PROBLEM STATEMENT: Report how many lines hold the string "Smoking". Give the number and nothing else.

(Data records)
◇ ◇ ◇ ◇
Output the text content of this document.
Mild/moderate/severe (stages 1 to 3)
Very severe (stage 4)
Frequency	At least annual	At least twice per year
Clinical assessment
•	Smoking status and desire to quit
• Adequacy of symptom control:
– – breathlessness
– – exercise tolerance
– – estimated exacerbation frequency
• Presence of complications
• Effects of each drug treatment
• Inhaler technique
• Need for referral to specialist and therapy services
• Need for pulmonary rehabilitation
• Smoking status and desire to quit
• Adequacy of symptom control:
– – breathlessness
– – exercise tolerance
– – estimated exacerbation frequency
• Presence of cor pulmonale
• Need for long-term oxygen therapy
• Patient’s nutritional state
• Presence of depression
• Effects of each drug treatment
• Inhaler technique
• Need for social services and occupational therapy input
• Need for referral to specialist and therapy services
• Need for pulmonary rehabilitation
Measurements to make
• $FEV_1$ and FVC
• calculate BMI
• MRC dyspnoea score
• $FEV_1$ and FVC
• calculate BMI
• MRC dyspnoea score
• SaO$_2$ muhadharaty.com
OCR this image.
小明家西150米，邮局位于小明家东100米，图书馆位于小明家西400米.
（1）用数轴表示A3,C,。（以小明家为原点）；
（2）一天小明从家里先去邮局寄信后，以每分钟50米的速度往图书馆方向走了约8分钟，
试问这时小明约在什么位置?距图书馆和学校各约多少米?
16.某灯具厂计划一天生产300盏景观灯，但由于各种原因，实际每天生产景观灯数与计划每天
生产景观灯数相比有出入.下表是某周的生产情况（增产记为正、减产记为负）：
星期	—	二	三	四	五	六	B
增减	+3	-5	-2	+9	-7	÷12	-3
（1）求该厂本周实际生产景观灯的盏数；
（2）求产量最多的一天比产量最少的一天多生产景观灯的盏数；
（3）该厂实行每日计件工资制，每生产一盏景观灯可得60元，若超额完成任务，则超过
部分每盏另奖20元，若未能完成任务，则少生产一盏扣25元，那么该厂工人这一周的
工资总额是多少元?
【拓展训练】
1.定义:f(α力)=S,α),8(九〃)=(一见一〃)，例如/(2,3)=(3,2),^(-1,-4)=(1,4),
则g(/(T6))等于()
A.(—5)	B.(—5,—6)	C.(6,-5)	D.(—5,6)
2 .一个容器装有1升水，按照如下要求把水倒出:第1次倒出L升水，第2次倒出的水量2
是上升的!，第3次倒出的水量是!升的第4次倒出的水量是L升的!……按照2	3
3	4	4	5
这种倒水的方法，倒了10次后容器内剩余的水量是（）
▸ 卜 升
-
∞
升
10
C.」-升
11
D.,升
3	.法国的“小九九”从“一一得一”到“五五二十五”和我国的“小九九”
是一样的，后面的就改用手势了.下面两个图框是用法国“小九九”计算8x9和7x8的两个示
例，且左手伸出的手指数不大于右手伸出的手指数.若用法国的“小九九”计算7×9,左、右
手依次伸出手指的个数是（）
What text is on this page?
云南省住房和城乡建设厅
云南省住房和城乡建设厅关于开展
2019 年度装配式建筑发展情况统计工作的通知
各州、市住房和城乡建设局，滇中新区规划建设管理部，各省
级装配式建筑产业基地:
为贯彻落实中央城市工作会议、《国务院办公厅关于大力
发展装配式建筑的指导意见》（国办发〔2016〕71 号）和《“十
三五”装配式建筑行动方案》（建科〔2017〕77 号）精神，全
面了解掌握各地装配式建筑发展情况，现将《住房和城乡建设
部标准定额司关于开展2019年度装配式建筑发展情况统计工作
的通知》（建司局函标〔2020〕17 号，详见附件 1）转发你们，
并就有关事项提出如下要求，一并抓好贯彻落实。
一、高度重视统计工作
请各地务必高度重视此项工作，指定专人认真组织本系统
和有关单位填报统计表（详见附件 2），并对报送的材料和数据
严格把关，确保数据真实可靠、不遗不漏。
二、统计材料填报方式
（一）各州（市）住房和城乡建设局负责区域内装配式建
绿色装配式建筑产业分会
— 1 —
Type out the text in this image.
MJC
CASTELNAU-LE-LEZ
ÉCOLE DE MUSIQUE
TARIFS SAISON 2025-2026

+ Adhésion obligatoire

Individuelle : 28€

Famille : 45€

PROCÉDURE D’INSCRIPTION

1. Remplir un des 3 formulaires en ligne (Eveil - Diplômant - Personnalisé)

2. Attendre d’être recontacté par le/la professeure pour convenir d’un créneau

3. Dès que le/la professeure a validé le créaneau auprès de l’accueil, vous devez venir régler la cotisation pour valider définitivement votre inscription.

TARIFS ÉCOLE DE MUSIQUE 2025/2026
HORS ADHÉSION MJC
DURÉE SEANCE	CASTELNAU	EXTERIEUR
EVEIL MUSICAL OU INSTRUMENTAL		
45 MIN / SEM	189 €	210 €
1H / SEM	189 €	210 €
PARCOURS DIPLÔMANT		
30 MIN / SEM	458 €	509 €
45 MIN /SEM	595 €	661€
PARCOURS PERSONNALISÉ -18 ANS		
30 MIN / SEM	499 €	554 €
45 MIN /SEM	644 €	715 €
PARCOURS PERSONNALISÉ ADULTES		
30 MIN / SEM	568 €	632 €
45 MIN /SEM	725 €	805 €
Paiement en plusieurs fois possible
◇ ◇ ◇ ◇
COMPLETED EXERCISE: 2